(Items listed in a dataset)
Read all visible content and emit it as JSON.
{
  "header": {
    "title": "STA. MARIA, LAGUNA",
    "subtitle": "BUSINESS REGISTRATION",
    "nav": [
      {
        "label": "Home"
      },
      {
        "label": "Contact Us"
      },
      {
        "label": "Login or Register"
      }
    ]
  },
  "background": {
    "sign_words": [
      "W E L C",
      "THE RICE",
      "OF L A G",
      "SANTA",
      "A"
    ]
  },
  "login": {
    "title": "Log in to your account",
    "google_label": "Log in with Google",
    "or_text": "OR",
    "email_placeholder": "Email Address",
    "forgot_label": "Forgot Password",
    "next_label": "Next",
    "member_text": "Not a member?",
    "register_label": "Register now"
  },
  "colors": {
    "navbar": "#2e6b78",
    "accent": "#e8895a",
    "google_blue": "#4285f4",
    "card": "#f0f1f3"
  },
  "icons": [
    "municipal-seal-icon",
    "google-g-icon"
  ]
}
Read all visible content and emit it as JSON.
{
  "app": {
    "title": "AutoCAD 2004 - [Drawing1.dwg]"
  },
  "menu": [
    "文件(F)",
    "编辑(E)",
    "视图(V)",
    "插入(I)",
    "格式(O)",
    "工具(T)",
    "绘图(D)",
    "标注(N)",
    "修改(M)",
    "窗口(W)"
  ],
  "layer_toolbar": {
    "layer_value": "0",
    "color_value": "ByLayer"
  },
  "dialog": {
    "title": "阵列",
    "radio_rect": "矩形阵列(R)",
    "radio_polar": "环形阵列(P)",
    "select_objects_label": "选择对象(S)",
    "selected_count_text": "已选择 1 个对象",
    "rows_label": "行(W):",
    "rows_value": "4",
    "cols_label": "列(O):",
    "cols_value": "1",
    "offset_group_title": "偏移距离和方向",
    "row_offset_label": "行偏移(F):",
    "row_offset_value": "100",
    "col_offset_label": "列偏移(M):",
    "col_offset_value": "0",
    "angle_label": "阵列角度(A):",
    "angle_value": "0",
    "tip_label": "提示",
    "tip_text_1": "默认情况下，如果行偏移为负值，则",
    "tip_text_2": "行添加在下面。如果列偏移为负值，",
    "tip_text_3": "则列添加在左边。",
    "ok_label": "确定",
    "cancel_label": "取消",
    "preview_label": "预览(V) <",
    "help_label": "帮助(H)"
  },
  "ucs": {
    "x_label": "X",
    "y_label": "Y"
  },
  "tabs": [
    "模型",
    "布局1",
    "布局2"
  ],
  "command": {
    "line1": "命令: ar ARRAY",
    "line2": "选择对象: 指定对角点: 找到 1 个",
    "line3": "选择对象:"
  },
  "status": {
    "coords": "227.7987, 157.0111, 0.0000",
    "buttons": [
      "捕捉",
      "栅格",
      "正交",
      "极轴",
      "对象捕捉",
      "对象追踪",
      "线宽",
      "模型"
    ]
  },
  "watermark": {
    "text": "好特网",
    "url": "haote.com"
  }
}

» **TASK DETAILS**
Extract the whole listing, character for character.

» **TASK SOLUTION**
Read all visible content and emit it as JSON.
{
  "header": {
    "title": "STA. MARIA, LAGUNA",
    "subtitle": "BUSINESS REGISTRATION",
    "nav": [
      {
        "label": "Home"
      },
      {
        "label": "Contact Us"
      },
      {
        "label": "Login or Register"
      }
    ]
  },
  "background": {
    "sign_words": [
      "W E L C",
      "THE RICE",
      "OF L A G",
      "SANTA",
      "A"
    ]
  },
  "login": {
    "title": "Log in to your account",
    "google_label": "Log in with Google",
    "or_text": "OR",
    "email_placeholder": "Email Address",
    "forgot_label": "Forgot Password",
    "next_label": "Next",
    "member_text": "Not a member?",
    "register_label": "Register now"
  },
  "colors": {
    "navbar": "#2e6b78",
    "accent": "#e8895a",
    "google_blue": "#4285f4",
    "card": "#f0f1f3"
  },
  "icons": [
    "municipal-seal-icon",
    "google-g-icon"
  ]
}
Read all visible content and emit it as JSON.
{
  "app": {
    "title": "AutoCAD 2004 - [Drawing1.dwg]"
  },
  "menu": [
    "文件(F)",
    "编辑(E)",
    "视图(V)",
    "插入(I)",
    "格式(O)",
    "工具(T)",
    "绘图(D)",
    "标注(N)",
    "修改(M)",
    "窗口(W)"
  ],
  "layer_toolbar": {
    "layer_value": "0",
    "color_value": "ByLayer"
  },
  "dialog": {
    "title": "阵列",
    "radio_rect": "矩形阵列(R)",
    "radio_polar": "环形阵列(P)",
    "select_objects_label": "选择对象(S)",
    "selected_count_text": "已选择 1 个对象",
    "rows_label": "行(W):",
    "rows_value": "4",
    "cols_label": "列(O):",
    "cols_value": "1",
    "offset_group_title": "偏移距离和方向",
    "row_offset_label": "行偏移(F):",
    "row_offset_value": "100",
    "col_offset_label": "列偏移(M):",
    "col_offset_value": "0",
    "angle_label": "阵列角度(A):",
    "angle_value": "0",
    "tip_label": "提示",
    "tip_text_1": "默认情况下，如果行偏移为负值，则",
    "tip_text_2": "行添加在下面。如果列偏移为负值，",
    "tip_text_3": "则列添加在左边。",
    "ok_label": "确定",
    "cancel_label": "取消",
    "preview_label": "预览(V) <",
    "help_label": "帮助(H)"
  },
  "ucs": {
    "x_label": "X",
    "y_label": "Y"
  },
  "tabs": [
    "模型",
    "布局1",
    "布局2"
  ],
  "command": {
    "line1": "命令: ar ARRAY",
    "line2": "选择对象: 指定对角点: 找到 1 个",
    "line3": "选择对象:"
  },
  "status": {
    "coords": "227.7987, 157.0111, 0.0000",
    "buttons": [
      "捕捉",
      "栅格",
      "正交",
      "极轴",
      "对象捕捉",
      "对象追踪",
      "线宽",
      "模型"
    ]
  },
  "watermark": {
    "text": "好特网",
    "url": "haote.com"
  }
}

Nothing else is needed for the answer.